[Stored items]
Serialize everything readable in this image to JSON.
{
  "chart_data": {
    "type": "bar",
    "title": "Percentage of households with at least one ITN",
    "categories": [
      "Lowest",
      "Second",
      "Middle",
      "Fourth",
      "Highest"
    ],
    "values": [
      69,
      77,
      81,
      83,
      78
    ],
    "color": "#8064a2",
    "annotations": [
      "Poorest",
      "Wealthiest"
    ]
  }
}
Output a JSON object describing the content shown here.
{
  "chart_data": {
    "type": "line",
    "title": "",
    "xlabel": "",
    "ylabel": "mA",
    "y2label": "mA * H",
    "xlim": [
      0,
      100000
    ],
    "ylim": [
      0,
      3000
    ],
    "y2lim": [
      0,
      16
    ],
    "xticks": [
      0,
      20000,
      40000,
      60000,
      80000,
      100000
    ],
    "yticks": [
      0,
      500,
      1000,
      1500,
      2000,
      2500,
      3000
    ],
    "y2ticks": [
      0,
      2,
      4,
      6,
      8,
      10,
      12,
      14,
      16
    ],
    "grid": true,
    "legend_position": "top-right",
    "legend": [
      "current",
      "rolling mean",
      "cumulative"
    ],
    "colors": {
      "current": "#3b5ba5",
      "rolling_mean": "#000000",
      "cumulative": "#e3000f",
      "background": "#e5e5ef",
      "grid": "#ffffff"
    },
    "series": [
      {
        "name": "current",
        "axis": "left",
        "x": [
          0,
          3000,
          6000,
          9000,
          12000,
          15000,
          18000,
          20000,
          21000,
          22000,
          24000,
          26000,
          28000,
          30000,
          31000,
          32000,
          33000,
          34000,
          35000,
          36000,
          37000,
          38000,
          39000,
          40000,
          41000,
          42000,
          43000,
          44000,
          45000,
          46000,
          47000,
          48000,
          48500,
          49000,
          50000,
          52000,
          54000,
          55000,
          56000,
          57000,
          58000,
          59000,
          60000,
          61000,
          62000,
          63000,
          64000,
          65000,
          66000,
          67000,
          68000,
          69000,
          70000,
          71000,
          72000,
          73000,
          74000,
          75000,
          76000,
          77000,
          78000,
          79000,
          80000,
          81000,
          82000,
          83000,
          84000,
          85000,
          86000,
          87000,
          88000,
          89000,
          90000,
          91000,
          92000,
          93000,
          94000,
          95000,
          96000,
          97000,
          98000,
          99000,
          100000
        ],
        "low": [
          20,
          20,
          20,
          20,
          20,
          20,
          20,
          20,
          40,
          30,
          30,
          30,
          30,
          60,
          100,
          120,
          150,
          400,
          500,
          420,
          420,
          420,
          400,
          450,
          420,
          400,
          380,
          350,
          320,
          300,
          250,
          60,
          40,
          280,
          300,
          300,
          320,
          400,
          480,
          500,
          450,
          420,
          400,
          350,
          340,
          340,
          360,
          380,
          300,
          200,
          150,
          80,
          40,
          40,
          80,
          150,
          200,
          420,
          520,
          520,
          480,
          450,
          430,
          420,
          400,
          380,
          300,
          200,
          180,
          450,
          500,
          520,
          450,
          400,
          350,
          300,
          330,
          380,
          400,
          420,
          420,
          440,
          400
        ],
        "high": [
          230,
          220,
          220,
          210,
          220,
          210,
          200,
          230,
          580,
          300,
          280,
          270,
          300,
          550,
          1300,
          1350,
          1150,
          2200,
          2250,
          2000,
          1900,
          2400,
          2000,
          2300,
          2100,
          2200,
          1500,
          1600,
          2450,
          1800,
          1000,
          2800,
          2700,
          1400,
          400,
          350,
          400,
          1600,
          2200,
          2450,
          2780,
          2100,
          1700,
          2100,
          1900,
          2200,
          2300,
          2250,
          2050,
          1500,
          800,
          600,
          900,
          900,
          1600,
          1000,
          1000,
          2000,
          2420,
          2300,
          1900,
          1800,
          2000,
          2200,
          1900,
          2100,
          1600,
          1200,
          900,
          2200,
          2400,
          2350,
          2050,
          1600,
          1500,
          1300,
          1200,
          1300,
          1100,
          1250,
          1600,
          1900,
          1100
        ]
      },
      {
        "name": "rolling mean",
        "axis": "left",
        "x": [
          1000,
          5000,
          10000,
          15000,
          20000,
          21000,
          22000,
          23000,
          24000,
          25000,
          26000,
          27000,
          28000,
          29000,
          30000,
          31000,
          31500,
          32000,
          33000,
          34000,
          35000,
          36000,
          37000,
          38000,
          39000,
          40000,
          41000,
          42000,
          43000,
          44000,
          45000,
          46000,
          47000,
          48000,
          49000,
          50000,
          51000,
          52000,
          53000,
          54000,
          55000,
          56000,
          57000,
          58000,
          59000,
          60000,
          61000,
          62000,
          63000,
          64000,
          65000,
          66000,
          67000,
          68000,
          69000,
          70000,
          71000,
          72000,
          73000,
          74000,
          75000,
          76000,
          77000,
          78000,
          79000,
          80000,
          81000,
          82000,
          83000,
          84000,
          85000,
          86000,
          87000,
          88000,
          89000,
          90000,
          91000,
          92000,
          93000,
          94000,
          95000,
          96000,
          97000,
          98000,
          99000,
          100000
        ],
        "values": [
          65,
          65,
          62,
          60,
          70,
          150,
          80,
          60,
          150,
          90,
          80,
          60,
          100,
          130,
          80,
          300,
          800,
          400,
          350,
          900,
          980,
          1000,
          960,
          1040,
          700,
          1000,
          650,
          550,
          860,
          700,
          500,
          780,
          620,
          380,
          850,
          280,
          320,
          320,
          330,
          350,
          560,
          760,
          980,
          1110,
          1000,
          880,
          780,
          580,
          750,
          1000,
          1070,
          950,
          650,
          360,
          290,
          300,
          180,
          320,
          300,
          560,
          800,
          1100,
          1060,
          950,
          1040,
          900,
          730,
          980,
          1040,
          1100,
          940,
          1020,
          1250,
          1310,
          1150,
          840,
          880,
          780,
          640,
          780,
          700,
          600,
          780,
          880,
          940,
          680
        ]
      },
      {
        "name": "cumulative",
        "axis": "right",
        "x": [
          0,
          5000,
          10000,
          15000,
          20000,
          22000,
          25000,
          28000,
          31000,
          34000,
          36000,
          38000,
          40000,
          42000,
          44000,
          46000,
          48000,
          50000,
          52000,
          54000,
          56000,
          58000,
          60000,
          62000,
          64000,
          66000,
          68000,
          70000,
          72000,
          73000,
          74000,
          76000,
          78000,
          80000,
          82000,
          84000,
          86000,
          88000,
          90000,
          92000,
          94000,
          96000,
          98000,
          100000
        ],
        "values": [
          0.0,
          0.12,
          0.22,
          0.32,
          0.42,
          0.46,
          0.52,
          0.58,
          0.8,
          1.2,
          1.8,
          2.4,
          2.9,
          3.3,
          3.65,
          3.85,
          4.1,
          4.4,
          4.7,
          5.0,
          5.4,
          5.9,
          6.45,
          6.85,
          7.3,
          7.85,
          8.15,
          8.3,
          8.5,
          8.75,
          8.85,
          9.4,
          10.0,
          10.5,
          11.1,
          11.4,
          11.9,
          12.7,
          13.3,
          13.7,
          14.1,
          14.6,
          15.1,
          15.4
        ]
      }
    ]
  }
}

==

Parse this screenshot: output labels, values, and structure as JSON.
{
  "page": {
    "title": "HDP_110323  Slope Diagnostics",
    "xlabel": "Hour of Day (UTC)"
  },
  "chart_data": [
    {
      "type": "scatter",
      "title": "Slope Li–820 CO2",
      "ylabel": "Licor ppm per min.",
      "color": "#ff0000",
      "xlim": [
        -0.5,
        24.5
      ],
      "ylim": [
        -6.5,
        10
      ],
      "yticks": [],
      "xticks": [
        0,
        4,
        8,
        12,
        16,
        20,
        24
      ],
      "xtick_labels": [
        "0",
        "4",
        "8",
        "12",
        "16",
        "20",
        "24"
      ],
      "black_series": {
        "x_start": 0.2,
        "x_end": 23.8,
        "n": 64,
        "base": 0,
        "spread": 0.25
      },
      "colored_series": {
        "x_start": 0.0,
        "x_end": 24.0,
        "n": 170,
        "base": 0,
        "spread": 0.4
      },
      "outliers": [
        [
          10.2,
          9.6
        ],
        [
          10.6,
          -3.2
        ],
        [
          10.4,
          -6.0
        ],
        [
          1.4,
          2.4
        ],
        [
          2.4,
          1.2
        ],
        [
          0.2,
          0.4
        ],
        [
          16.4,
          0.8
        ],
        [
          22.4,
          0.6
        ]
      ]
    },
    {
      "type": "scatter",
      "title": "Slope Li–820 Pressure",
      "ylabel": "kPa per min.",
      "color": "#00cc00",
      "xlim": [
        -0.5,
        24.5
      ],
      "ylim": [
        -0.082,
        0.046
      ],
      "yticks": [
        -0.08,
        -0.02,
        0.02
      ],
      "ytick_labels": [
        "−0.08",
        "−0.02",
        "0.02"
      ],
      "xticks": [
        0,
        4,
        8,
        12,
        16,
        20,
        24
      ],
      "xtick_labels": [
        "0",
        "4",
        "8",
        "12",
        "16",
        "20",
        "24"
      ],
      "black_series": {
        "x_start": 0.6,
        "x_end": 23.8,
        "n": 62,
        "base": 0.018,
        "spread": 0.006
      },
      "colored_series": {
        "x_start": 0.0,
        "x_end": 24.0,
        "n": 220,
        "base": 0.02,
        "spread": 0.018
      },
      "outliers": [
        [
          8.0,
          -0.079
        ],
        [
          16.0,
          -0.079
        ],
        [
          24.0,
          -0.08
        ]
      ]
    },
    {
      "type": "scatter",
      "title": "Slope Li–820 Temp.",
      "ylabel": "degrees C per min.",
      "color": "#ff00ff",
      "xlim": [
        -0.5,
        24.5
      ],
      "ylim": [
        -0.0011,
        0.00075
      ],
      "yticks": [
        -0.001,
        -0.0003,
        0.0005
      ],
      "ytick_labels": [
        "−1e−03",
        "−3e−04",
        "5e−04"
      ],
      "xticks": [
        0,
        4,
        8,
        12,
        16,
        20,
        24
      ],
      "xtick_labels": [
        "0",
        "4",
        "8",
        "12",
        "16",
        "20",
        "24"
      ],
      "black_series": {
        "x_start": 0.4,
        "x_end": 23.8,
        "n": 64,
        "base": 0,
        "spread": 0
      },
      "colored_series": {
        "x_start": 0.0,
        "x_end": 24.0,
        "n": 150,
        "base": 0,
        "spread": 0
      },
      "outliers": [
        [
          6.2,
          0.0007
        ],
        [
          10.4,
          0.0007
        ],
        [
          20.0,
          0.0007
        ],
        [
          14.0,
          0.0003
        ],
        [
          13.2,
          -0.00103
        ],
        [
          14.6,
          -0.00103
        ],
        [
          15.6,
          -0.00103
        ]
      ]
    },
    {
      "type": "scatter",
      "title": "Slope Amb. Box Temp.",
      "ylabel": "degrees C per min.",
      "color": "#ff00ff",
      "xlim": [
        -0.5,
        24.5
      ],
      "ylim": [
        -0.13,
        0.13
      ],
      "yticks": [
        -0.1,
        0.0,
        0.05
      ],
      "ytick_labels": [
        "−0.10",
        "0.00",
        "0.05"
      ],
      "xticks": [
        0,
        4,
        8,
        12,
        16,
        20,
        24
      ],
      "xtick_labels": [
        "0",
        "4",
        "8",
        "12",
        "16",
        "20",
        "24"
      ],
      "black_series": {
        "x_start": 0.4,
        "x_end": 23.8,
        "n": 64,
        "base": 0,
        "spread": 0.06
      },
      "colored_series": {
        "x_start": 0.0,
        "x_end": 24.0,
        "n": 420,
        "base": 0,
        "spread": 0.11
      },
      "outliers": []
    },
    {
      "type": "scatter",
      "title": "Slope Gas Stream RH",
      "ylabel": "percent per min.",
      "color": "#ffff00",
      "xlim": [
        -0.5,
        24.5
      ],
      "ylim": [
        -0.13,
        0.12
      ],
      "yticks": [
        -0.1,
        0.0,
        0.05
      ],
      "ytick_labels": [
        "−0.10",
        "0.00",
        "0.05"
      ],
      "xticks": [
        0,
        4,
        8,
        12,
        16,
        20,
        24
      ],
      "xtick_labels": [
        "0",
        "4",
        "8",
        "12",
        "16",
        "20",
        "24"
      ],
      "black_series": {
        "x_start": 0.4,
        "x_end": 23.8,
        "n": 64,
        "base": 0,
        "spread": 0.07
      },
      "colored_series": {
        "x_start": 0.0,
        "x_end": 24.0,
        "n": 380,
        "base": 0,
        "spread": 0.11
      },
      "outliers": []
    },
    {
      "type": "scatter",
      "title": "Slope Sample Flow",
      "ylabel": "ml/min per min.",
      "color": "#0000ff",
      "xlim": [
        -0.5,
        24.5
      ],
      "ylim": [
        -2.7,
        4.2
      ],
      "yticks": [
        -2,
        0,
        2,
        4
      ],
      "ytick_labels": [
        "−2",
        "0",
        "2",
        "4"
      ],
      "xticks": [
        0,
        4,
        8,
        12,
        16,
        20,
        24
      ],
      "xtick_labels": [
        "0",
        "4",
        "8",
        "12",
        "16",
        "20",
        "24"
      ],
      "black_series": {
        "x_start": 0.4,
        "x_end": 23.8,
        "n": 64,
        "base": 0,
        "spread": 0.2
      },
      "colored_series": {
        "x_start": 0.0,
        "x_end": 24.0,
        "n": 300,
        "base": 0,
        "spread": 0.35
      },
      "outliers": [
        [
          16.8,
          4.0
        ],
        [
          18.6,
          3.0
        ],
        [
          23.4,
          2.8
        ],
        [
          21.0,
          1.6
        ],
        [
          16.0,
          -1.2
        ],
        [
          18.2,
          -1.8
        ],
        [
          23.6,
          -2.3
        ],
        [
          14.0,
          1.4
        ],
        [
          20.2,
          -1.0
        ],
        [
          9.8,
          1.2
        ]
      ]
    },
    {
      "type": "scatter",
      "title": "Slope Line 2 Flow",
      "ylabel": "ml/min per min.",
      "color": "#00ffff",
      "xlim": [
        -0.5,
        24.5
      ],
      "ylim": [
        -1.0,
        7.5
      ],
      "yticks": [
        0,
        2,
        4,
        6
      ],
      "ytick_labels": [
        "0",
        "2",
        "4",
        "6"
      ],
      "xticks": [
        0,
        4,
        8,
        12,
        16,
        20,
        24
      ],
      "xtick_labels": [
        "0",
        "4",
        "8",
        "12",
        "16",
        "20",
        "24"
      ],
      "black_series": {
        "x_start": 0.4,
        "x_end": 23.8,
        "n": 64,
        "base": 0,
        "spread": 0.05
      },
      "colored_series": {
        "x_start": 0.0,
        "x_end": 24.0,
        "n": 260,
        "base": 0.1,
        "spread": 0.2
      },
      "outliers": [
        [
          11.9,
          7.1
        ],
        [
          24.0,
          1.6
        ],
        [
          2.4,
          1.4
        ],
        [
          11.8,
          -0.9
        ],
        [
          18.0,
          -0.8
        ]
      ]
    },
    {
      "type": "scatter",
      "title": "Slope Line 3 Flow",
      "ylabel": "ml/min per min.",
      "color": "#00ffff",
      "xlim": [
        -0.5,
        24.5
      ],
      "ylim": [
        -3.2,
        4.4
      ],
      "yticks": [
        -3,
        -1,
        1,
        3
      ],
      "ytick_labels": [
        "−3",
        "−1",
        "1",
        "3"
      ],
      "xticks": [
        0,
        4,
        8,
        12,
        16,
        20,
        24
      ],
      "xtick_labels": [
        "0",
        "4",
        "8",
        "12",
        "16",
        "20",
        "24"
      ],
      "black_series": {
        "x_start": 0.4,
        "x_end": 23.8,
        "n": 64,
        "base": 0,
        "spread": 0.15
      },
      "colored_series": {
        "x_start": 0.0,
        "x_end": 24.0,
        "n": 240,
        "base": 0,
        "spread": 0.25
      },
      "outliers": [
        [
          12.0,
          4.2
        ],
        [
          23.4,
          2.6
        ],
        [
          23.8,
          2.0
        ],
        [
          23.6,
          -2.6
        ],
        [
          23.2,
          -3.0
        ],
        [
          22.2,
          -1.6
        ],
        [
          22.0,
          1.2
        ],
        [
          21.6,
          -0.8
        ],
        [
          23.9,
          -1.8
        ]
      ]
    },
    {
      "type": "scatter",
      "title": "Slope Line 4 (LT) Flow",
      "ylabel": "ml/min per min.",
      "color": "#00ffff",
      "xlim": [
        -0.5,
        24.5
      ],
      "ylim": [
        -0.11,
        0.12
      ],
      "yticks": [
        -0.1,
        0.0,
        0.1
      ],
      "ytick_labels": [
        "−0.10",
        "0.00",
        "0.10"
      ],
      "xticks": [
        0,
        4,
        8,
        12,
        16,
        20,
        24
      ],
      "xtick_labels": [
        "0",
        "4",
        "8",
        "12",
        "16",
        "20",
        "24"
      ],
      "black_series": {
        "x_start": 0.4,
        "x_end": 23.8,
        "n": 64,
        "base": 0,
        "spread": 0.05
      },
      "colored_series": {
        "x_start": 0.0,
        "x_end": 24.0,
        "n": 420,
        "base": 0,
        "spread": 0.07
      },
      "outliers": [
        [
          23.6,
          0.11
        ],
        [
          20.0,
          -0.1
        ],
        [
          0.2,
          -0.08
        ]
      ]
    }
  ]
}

SHORT PROBLEM
Establish how many lines of the material above hold the word "right". Nothing but the count should be returned.

SOLVED EXERCISE
2